>> BEGIN

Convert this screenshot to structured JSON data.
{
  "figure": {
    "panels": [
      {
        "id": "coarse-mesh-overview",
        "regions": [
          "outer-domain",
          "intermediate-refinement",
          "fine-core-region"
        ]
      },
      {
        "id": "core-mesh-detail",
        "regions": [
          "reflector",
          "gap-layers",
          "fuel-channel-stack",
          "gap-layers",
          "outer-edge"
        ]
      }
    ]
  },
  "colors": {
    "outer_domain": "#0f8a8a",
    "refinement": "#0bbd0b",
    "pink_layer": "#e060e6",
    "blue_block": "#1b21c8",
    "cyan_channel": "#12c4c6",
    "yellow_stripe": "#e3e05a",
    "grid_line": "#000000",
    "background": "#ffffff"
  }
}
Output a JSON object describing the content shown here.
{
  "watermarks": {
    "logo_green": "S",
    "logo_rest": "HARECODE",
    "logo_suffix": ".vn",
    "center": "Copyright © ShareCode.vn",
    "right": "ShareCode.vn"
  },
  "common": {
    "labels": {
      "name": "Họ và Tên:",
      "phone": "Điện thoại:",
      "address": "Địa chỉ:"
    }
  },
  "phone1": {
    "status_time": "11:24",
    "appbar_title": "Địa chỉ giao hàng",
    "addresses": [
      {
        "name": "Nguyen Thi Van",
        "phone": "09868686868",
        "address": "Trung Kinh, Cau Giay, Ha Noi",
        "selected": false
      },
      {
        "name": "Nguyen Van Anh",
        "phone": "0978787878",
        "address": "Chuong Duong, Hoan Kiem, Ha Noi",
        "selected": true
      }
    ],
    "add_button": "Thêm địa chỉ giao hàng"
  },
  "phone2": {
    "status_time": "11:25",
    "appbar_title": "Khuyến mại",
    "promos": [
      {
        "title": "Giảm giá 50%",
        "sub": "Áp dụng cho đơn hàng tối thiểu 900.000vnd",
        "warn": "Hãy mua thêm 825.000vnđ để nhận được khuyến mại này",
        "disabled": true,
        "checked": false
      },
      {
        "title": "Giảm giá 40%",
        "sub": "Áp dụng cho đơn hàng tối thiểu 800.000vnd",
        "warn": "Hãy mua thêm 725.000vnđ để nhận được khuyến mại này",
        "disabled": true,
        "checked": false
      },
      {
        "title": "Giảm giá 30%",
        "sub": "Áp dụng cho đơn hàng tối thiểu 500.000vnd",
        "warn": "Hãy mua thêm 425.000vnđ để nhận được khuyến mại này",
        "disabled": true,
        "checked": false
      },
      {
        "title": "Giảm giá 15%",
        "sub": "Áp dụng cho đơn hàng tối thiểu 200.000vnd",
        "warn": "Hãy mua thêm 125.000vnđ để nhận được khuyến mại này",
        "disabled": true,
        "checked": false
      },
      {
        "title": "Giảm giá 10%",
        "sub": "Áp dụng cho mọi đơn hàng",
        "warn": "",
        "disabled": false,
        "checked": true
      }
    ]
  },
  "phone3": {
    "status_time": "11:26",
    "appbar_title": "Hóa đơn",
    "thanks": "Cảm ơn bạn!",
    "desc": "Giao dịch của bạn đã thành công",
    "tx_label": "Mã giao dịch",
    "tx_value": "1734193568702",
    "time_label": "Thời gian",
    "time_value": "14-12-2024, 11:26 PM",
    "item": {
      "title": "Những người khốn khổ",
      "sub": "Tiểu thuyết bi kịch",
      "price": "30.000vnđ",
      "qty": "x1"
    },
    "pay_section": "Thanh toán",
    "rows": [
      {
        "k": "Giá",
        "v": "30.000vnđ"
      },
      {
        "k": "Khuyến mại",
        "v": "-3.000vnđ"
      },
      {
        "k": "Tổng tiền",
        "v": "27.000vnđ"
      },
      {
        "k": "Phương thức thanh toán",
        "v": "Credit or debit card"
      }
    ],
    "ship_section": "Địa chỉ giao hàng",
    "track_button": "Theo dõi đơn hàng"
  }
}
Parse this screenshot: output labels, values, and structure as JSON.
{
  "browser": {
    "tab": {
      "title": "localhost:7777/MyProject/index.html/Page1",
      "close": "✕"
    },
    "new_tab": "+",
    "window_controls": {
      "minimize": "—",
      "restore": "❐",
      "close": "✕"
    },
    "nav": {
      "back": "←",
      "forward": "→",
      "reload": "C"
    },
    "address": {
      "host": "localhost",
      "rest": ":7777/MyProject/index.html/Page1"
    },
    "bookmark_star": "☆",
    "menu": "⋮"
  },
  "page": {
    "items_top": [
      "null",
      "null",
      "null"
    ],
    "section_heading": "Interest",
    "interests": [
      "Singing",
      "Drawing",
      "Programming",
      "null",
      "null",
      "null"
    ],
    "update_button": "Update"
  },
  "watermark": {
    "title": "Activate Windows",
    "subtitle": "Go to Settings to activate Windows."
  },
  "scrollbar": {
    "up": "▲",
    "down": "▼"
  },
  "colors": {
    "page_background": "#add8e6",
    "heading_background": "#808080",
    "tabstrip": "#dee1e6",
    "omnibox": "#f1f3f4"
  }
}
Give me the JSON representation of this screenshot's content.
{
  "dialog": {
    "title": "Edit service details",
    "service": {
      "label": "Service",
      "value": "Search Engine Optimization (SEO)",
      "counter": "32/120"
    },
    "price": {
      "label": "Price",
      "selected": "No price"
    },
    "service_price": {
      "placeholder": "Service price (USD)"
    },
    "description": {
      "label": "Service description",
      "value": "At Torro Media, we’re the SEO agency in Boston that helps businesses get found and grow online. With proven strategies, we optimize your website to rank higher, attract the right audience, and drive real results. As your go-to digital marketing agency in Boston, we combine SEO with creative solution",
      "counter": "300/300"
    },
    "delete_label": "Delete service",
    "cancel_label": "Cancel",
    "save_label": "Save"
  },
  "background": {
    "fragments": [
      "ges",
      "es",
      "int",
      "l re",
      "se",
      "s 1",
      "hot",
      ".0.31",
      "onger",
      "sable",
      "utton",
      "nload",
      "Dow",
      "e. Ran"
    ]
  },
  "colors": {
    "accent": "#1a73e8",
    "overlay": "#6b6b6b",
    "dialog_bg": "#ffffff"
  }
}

>> END

Make a verbatim copy of every entry shown above.

Convert this screenshot to structured JSON data.
{
  "figure": {
    "panels": [
      {
        "id": "coarse-mesh-overview",
        "regions": [
          "outer-domain",
          "intermediate-refinement",
          "fine-core-region"
        ]
      },
      {
        "id": "core-mesh-detail",
        "regions": [
          "reflector",
          "gap-layers",
          "fuel-channel-stack",
          "gap-layers",
          "outer-edge"
        ]
      }
    ]
  },
  "colors": {
    "outer_domain": "#0f8a8a",
    "refinement": "#0bbd0b",
    "pink_layer": "#e060e6",
    "blue_block": "#1b21c8",
    "cyan_channel": "#12c4c6",
    "yellow_stripe": "#e3e05a",
    "grid_line": "#000000",
    "background": "#ffffff"
  }
}
Output a JSON object describing the content shown here.
{
  "watermarks": {
    "logo_green": "S",
    "logo_rest": "HARECODE",
    "logo_suffix": ".vn",
    "center": "Copyright © ShareCode.vn",
    "right": "ShareCode.vn"
  },
  "common": {
    "labels": {
      "name": "Họ và Tên:",
      "phone": "Điện thoại:",
      "address": "Địa chỉ:"
    }
  },
  "phone1": {
    "status_time": "11:24",
    "appbar_title": "Địa chỉ giao hàng",
    "addresses": [
      {
        "name": "Nguyen Thi Van",
        "phone": "09868686868",
        "address": "Trung Kinh, Cau Giay, Ha Noi",
        "selected": false
      },
      {
        "name": "Nguyen Van Anh",
        "phone": "0978787878",
        "address": "Chuong Duong, Hoan Kiem, Ha Noi",
        "selected": true
      }
    ],
    "add_button": "Thêm địa chỉ giao hàng"
  },
  "phone2": {
    "status_time": "11:25",
    "appbar_title": "Khuyến mại",
    "promos": [
      {
        "title": "Giảm giá 50%",
        "sub": "Áp dụng cho đơn hàng tối thiểu 900.000vnd",
        "warn": "Hãy mua thêm 825.000vnđ để nhận được khuyến mại này",
        "disabled": true,
        "checked": false
      },
      {
        "title": "Giảm giá 40%",
        "sub": "Áp dụng cho đơn hàng tối thiểu 800.000vnd",
        "warn": "Hãy mua thêm 725.000vnđ để nhận được khuyến mại này",
        "disabled": true,
        "checked": false
      },
      {
        "title": "Giảm giá 30%",
        "sub": "Áp dụng cho đơn hàng tối thiểu 500.000vnd",
        "warn": "Hãy mua thêm 425.000vnđ để nhận được khuyến mại này",
        "disabled": true,
        "checked": false
      },
      {
        "title": "Giảm giá 15%",
        "sub": "Áp dụng cho đơn hàng tối thiểu 200.000vnd",
        "warn": "Hãy mua thêm 125.000vnđ để nhận được khuyến mại này",
        "disabled": true,
        "checked": false
      },
      {
        "title": "Giảm giá 10%",
        "sub": "Áp dụng cho mọi đơn hàng",
        "warn": "",
        "disabled": false,
        "checked": true
      }
    ]
  },
  "phone3": {
    "status_time": "11:26",
    "appbar_title": "Hóa đơn",
    "thanks": "Cảm ơn bạn!",
    "desc": "Giao dịch của bạn đã thành công",
    "tx_label": "Mã giao dịch",
    "tx_value": "1734193568702",
    "time_label": "Thời gian",
    "time_value": "14-12-2024, 11:26 PM",
    "item": {
      "title": "Những người khốn khổ",
      "sub": "Tiểu thuyết bi kịch",
      "price": "30.000vnđ",
      "qty": "x1"
    },
    "pay_section": "Thanh toán",
    "rows": [
      {
        "k": "Giá",
        "v": "30.000vnđ"
      },
      {
        "k": "Khuyến mại",
        "v": "-3.000vnđ"
      },
      {
        "k": "Tổng tiền",
        "v": "27.000vnđ"
      },
      {
        "k": "Phương thức thanh toán",
        "v": "Credit or debit card"
      }
    ],
    "ship_section": "Địa chỉ giao hàng",
    "track_button": "Theo dõi đơn hàng"
  }
}
Parse this screenshot: output labels, values, and structure as JSON.
{
  "browser": {
    "tab": {
      "title": "localhost:7777/MyProject/index.html/Page1",
      "close": "✕"
    },
    "new_tab": "+",
    "window_controls": {
      "minimize": "—",
      "restore": "❐",
      "close": "✕"
    },
    "nav": {
      "back": "←",
      "forward": "→",
      "reload": "C"
    },
    "address": {
      "host": "localhost",
      "rest": ":7777/MyProject/index.html/Page1"
    },
    "bookmark_star": "☆",
    "menu": "⋮"
  },
  "page": {
    "items_top": [
      "null",
      "null",
      "null"
    ],
    "section_heading": "Interest",
    "interests": [
      "Singing",
      "Drawing",
      "Programming",
      "null",
      "null",
      "null"
    ],
    "update_button": "Update"
  },
  "watermark": {
    "title": "Activate Windows",
    "subtitle": "Go to Settings to activate Windows."
  },
  "scrollbar": {
    "up": "▲",
    "down": "▼"
  },
  "colors": {
    "page_background": "#add8e6",
    "heading_background": "#808080",
    "tabstrip": "#dee1e6",
    "omnibox": "#f1f3f4"
  }
}
Give me the JSON representation of this screenshot's content.
{
  "dialog": {
    "title": "Edit service details",
    "service": {
      "label": "Service",
      "value": "Search Engine Optimization (SEO)",
      "counter": "32/120"
    },
    "price": {
      "label": "Price",
      "selected": "No price"
    },
    "service_price": {
      "placeholder": "Service price (USD)"
    },
    "description": {
      "label": "Service description",
      "value": "At Torro Media, we’re the SEO agency in Boston that helps businesses get found and grow online. With proven strategies, we optimize your website to rank higher, attract the right audience, and drive real results. As your go-to digital marketing agency in Boston, we combine SEO with creative solution",
      "counter": "300/300"
    },
    "delete_label": "Delete service",
    "cancel_label": "Cancel",
    "save_label": "Save"
  },
  "background": {
    "fragments": [
      "ges",
      "es",
      "int",
      "l re",
      "se",
      "s 1",
      "hot",
      ".0.31",
      "onger",
      "sable",
      "utton",
      "nload",
      "Dow",
      "e. Ran"
    ]
  },
  "colors": {
    "accent": "#1a73e8",
    "overlay": "#6b6b6b",
    "dialog_bg": "#ffffff"
  }
}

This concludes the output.